== To do ==
Determine the number of lines in the listing below where the string "JSON" occurs; answer with the number alone.
↓
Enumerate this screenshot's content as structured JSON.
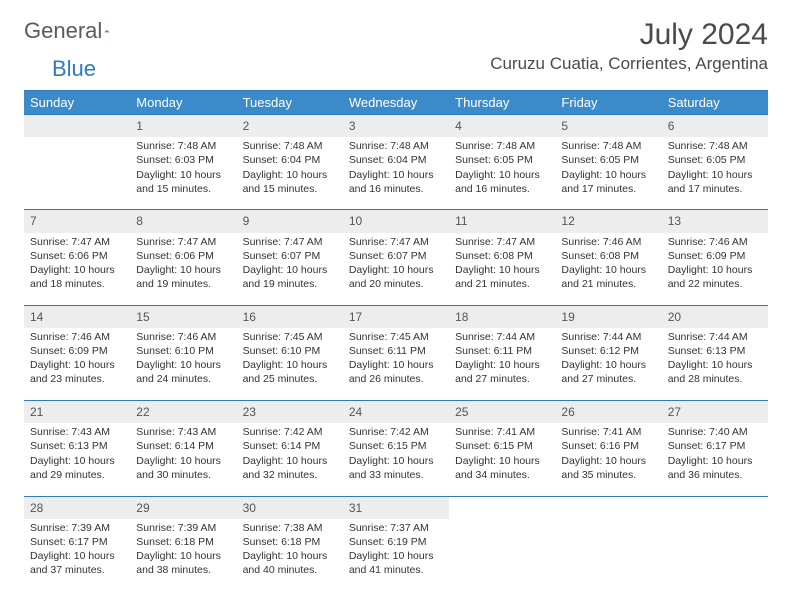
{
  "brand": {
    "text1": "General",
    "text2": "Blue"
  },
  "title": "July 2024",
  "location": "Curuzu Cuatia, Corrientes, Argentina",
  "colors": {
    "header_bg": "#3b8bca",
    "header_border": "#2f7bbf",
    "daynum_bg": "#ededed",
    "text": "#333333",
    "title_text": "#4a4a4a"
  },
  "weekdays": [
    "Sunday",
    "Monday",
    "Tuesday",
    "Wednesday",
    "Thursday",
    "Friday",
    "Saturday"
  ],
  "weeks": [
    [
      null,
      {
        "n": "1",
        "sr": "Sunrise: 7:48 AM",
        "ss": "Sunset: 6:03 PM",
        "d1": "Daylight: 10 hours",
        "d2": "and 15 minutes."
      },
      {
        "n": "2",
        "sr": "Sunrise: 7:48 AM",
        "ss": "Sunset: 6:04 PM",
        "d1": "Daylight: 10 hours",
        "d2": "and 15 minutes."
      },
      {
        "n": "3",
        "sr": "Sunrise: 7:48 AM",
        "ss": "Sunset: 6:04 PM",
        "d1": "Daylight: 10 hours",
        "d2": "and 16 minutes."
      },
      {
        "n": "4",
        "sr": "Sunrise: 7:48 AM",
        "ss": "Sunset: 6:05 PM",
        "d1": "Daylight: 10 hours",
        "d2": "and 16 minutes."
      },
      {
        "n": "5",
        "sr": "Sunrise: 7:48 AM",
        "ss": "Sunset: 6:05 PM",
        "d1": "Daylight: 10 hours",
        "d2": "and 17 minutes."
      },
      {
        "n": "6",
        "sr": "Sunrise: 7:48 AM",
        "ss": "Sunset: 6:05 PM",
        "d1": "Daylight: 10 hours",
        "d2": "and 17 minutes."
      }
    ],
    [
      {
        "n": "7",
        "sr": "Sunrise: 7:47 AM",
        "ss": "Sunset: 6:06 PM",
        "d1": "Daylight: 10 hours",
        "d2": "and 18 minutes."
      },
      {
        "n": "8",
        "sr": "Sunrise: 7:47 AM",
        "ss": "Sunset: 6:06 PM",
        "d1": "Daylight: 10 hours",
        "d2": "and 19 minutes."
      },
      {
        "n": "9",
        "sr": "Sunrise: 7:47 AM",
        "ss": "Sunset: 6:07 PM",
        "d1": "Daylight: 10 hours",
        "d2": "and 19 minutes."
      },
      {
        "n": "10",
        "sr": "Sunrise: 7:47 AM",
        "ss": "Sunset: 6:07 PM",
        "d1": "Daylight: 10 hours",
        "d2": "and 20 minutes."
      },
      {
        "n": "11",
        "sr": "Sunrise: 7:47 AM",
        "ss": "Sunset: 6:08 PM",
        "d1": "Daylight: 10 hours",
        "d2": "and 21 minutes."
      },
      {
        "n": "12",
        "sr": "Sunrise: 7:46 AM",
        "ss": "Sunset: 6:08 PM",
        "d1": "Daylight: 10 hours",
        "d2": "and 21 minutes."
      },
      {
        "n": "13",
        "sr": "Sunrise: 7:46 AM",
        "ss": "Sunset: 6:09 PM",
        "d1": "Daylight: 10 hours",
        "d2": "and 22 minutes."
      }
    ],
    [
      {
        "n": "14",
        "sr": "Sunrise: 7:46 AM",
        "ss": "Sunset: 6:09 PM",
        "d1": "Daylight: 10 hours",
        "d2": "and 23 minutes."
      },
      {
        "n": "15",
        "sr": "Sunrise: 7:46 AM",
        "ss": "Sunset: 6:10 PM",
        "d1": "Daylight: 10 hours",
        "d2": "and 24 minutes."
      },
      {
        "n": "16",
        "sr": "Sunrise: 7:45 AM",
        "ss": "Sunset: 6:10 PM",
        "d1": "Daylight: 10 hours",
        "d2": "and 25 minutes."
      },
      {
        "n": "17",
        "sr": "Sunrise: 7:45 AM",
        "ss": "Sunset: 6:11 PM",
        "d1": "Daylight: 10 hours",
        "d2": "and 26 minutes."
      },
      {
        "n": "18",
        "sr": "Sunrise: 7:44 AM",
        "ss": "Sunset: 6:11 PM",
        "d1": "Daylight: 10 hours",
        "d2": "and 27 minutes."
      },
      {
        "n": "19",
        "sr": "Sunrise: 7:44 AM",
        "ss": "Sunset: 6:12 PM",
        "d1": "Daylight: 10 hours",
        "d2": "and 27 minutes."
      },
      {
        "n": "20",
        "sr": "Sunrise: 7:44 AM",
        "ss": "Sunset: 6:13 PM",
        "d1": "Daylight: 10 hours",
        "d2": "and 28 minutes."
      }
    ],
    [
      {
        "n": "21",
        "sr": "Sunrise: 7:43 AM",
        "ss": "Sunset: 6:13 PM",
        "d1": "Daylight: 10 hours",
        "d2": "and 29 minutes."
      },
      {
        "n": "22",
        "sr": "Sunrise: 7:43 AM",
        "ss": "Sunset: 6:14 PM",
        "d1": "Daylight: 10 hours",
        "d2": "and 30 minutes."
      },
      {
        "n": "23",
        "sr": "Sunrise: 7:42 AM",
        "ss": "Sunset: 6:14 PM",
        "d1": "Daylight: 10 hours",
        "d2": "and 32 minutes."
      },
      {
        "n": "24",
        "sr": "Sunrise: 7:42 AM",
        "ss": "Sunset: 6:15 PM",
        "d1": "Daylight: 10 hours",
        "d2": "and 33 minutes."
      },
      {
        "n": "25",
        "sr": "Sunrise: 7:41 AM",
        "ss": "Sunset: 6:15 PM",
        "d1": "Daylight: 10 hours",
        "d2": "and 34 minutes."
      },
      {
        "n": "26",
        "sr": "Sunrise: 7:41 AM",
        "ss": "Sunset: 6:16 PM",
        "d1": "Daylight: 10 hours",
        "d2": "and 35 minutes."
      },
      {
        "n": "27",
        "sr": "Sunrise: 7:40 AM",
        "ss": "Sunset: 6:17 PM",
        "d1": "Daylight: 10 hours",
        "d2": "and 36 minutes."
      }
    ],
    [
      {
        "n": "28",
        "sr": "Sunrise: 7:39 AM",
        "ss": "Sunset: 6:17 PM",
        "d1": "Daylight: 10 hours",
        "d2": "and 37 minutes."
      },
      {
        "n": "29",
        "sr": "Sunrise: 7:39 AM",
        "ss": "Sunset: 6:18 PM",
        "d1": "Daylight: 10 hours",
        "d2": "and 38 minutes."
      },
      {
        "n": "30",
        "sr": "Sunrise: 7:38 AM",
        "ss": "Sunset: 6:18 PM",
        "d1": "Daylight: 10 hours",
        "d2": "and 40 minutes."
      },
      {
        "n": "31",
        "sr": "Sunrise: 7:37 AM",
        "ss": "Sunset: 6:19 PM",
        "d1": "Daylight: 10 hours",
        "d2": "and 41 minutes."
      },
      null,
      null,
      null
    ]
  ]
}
↑
↓
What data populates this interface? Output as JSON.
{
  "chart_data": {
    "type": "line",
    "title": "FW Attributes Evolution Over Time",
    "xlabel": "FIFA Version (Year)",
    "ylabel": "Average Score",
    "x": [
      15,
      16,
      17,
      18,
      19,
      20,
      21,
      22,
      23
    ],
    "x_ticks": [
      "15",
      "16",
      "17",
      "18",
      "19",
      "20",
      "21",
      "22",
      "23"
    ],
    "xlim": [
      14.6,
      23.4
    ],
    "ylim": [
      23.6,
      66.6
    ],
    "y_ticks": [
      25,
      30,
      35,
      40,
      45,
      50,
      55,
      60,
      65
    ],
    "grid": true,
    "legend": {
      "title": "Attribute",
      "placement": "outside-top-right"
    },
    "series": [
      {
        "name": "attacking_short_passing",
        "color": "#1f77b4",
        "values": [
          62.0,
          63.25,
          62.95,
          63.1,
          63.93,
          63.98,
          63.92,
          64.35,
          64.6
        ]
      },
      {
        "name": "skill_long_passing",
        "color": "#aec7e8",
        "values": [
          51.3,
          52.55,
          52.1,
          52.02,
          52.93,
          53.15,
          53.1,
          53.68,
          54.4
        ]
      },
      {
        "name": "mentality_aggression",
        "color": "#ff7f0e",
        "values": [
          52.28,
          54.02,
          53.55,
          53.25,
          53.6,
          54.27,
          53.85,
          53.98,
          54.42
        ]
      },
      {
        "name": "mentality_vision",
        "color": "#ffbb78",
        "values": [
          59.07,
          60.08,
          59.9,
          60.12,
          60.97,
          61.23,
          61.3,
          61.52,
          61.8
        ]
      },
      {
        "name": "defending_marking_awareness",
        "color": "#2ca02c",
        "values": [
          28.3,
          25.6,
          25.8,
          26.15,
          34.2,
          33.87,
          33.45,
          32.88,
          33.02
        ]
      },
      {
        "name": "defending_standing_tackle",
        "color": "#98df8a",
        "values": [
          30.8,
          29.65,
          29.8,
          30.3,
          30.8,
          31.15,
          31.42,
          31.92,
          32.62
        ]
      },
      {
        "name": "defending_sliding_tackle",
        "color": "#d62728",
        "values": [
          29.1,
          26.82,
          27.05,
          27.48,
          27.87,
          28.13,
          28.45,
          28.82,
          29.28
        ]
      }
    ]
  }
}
↑
== Output ==
2